Data entries:
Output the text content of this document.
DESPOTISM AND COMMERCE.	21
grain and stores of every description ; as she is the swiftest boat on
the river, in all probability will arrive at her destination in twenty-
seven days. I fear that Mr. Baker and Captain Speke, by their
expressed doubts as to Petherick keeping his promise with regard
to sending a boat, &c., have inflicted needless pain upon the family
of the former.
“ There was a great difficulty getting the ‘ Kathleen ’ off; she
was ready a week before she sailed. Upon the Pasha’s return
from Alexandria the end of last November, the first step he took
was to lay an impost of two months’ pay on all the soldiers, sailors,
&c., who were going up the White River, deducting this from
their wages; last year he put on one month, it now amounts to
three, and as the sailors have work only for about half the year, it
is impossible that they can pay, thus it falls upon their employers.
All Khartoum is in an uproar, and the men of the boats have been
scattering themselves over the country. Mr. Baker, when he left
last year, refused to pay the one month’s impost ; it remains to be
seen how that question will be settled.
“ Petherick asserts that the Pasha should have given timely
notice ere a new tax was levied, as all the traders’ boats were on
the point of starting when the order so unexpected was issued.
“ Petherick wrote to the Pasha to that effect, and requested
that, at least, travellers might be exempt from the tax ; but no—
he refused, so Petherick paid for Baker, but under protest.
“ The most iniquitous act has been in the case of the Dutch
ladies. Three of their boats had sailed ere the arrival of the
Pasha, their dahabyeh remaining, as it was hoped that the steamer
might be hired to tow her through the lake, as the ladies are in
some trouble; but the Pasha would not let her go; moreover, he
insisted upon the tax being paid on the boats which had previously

EXERCISE PROMPT. Indicate how many lines of the material include the word "this"; the number alone is required.

CORRECT RESPONSE. 2